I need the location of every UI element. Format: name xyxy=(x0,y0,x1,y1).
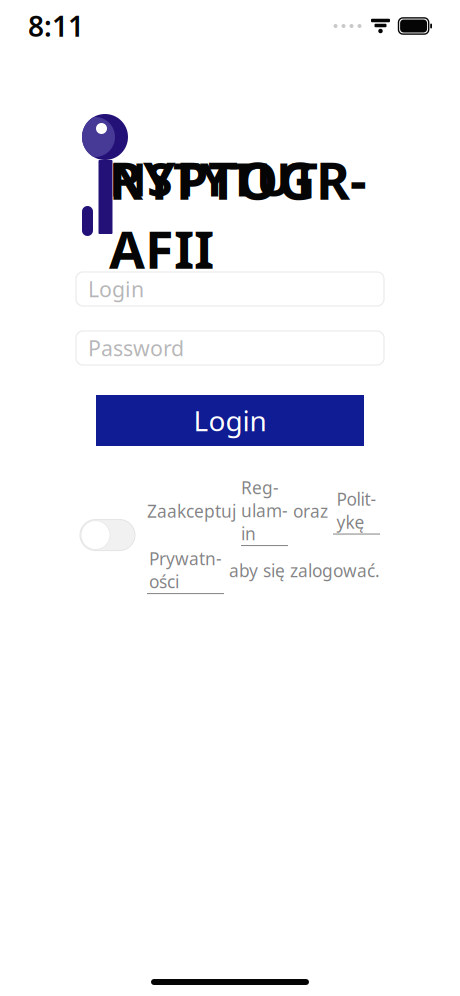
staticText: Password xyxy=(88,334,184,362)
staticText: Login xyxy=(88,275,144,303)
staticText: Login xyxy=(194,402,266,439)
staticText: Prywatności xyxy=(149,547,222,593)
staticText: aby się zalogować. xyxy=(224,559,380,582)
staticText: Politykę xyxy=(336,488,376,534)
staticText: 8:11 xyxy=(28,7,84,45)
staticText: oraz xyxy=(288,500,333,522)
button[interactable]: Prywatności xyxy=(147,547,224,594)
button[interactable]: Politykę xyxy=(333,488,380,534)
staticText: NSTYTUT xyxy=(109,148,318,210)
staticText: Zaakceptuj xyxy=(147,500,241,522)
button[interactable]: Login xyxy=(96,395,364,446)
staticText: Regulamin xyxy=(241,476,288,545)
button[interactable]: Regulamin xyxy=(241,476,288,546)
button[interactable]: Accept terms toggle xyxy=(80,520,135,550)
staticText: RYPTOGRAFII xyxy=(109,145,367,283)
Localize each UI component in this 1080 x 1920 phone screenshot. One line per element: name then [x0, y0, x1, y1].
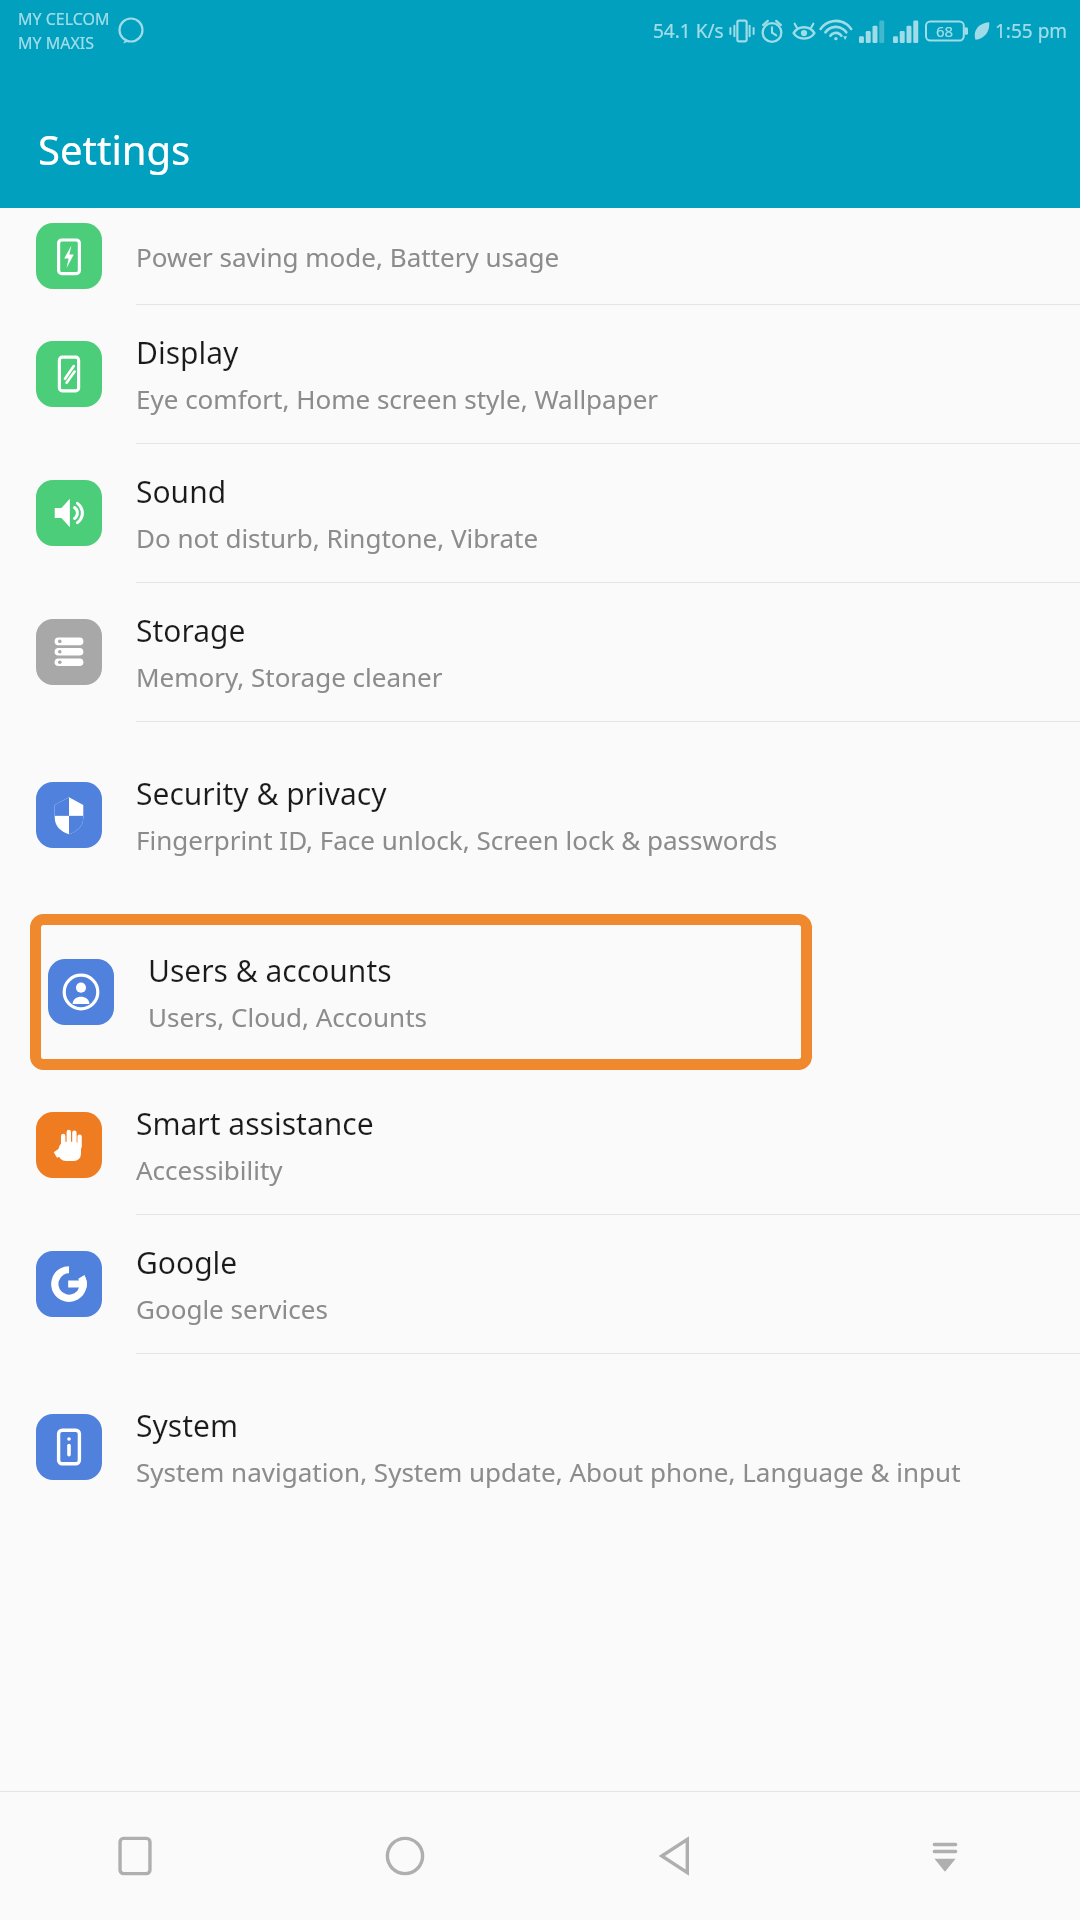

+---+

▶ [INSTRUCTIONS FOR THE TASK]: Can you recast every line of the entries above as a numbered list, dropping blank lines and leaving out the pictures?

▶ [EXERCISE OUTPUT]:
1. I need the location of every UI element. Format: name xyxy=(x0,y0,x1,y1).
2. staticText: Password xyxy=(88,334,184,362)
3. staticText: Login xyxy=(88,275,144,303)
4. staticText: Login xyxy=(194,402,266,439)
5. staticText: Prywatności xyxy=(149,547,222,593)
6. staticText: aby się zalogować. xyxy=(224,559,380,582)
7. staticText: Politykę xyxy=(336,488,376,534)
8. staticText: 8:11 xyxy=(28,7,84,45)
9. staticText: oraz xyxy=(288,500,333,522)
10. button[interactable]: Prywatności xyxy=(147,547,224,594)
11. button[interactable]: Politykę xyxy=(333,488,380,534)
12. staticText: NSTYTUT xyxy=(109,148,318,210)
13. staticText: Zaakceptuj xyxy=(147,500,241,522)
14. button[interactable]: Login xyxy=(96,395,364,446)
15. staticText: Regulamin xyxy=(241,476,288,545)
16. button[interactable]: Regulamin xyxy=(241,476,288,546)
17. button[interactable]: Accept terms toggle xyxy=(80,520,135,550)
18. staticText: RYPTOGRAFII xyxy=(109,145,367,283)
19. Localize each UI component in this 1080 x 1920 phone screenshot. One line per element: name then [x0, y0, x1, y1].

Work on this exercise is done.